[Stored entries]

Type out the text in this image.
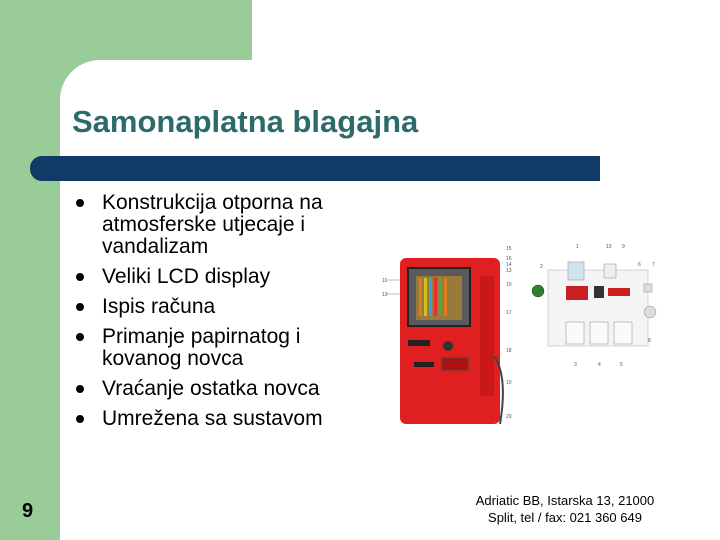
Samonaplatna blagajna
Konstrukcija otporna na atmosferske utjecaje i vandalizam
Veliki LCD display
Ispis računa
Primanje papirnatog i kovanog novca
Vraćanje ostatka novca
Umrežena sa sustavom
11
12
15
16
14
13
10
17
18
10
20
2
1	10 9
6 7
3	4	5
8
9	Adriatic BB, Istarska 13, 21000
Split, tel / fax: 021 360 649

◆ **Description of the task**: Quote everything in the listing above exactly; pictures are the only thing to omit.

◆ **Answer to this task**:
Type out the text in this image.
Samonaplatna blagajna
Konstrukcija otporna na atmosferske utjecaje i vandalizam
Veliki LCD display
Ispis računa
Primanje papirnatog i kovanog novca
Vraćanje ostatka novca
Umrežena sa sustavom
11
12
15
16
14
13
10
17
18
10
20
2
1	10 9
6 7
3	4	5
8
9	Adriatic BB, Istarska 13, 21000
Split, tel / fax: 021 360 649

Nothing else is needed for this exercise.